Kisah Adelin: Pengrajin Turun Temurun, Sulap Daun Nipah jadi Ketupat dalam Hitungan Detik

Pengrajin Ketupat di Kampung Ketupat Samarinda Seberang, Adelin Rahmawati. (niaga.asia/Nur Asih Damayanti)

SAMARINDA.NIAGA.ASIA — Kota Samarinda Ibu Kota Provinsi Kalimantan Timur ini menawarkan berbagai destinasi wisata menarik. Salah satunya Kampung Ketupat, yang berlokasi di Jalan Mangkupalas, Kelurahan Masjid, Kecamatan Samarinda Seberang. Kampung legendaris ini telah berdiri sejak 30 tahun lalu.

Kampung ketupat yang sebelumnya bernama ‘Pelabuhan 79’ ini merupakan perkampungan di bantaran Sungai Mahakam, yang berjarak sekitar 12 kilometer dari pusat kota di Balai Kota Samarinda, yang bisa ditempuh dengan kendaraan roda dua selama 30 menit.

Pagi ini, Minggu 23 Februari 2025, wartawati niaga.asia berkunjung ke kampung ini untuk melihat langsung Kampung Ketupat ini.

DATA TERSIMPAN =
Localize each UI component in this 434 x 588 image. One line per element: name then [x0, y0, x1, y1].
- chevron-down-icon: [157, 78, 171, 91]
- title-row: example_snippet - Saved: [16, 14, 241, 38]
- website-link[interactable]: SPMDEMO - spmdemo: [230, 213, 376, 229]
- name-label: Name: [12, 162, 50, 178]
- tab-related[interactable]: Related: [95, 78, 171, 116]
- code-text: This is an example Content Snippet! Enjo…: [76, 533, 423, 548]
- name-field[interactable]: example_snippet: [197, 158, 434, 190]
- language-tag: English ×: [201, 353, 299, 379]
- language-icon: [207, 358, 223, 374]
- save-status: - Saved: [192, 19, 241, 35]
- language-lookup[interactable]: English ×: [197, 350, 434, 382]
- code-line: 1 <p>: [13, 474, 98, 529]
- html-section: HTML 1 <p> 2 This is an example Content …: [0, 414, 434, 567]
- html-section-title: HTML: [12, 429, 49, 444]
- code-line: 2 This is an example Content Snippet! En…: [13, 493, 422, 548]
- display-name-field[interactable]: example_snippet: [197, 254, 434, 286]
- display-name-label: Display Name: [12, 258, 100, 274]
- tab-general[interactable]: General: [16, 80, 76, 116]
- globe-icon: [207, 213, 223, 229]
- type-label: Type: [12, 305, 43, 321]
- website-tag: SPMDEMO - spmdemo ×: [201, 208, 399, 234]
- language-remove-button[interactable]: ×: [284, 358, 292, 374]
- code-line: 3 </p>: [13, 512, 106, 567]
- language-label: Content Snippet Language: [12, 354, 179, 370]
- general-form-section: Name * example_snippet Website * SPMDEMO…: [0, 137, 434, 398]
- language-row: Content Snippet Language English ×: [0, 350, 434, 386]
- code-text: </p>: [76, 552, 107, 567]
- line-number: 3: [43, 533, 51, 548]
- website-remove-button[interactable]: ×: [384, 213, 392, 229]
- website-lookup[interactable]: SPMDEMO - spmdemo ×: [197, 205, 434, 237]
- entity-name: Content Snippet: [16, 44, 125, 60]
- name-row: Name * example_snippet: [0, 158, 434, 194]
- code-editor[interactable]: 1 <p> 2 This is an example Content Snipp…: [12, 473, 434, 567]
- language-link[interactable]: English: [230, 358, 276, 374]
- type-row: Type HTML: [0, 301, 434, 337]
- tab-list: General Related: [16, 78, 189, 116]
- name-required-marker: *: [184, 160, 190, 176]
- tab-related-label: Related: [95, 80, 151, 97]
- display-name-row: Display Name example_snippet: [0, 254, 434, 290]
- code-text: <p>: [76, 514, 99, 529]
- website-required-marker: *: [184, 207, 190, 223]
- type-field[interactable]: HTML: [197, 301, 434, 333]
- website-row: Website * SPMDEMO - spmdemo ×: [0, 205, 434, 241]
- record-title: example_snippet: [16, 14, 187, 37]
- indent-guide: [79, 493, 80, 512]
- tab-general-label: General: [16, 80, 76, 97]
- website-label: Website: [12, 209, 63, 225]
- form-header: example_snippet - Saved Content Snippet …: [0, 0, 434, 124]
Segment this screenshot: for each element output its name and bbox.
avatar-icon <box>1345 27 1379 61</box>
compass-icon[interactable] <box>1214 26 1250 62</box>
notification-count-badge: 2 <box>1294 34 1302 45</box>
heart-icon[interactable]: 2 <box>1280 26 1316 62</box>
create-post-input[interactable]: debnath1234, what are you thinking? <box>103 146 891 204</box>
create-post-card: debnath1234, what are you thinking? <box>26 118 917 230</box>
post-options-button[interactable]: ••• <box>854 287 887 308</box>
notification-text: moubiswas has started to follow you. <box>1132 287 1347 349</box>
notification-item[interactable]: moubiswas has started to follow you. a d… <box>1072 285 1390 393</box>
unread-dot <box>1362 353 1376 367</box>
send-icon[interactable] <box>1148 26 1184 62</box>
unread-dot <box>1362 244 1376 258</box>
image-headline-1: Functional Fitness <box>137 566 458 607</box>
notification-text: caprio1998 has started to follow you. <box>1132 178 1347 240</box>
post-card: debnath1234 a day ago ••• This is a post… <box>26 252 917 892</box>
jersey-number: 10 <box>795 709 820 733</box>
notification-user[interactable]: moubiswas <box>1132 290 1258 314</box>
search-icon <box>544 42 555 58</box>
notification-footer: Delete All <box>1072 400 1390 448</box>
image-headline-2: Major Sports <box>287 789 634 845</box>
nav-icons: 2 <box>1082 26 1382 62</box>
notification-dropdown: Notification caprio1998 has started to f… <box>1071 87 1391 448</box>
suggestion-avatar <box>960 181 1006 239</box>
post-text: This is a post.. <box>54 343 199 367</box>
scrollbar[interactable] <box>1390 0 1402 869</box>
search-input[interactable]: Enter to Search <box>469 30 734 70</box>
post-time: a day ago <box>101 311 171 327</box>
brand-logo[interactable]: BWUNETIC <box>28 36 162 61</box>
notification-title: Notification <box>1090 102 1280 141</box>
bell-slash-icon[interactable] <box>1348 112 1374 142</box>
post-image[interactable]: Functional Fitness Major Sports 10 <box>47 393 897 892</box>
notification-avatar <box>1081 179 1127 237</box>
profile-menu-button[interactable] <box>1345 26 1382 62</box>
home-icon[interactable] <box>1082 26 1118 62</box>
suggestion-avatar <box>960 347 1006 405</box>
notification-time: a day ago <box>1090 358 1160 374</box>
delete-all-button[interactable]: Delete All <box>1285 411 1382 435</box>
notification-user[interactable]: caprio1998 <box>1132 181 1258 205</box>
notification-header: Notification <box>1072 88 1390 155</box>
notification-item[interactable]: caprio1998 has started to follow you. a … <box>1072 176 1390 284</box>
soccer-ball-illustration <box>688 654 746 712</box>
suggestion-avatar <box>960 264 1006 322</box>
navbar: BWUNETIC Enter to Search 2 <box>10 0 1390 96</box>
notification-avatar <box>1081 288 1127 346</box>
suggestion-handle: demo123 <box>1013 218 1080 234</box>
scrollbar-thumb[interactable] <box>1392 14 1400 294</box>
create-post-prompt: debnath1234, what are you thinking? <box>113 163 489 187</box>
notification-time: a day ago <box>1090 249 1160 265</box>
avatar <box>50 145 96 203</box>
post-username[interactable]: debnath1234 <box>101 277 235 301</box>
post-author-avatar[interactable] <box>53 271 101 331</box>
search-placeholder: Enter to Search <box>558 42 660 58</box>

YANG DIKERJAKAN =
a. Jawab pertanyaan berikut berdasarkan artikel tentang Kampung Ketupat:
(i) Apa nama Kampung Ketupat sebelumnya?
(ii) Di jalan apa Kampung Ketupat berlokasi?
(iii) Pada hari dan tanggal berapa wartawati niaga.asia berkunjung ke kampung tersebut?
b. Salin tanpa perubahan bagian artikel tentang Kampung Ketupat yang dimulai dengan "Kampung ketupat yang" dan berlanjut sampai "selama 30 menit.".

HASIL BERURUTAN =
a.
(i) Pelabuhan 79
(ii) Jalan Mangkupalas
(iii) Minggu, 23 Februari 2025

b.
Kampung ketupat yang sebelumnya bernama ‘Pelabuhan 79’ ini merupakan perkampungan di bantaran Sungai Mahakam, yang berjarak sekitar 12 kilometer dari pusat kota di Balai Kota Samarinda, yang bisa ditempuh dengan kendaraan roda dua selama 30 menit.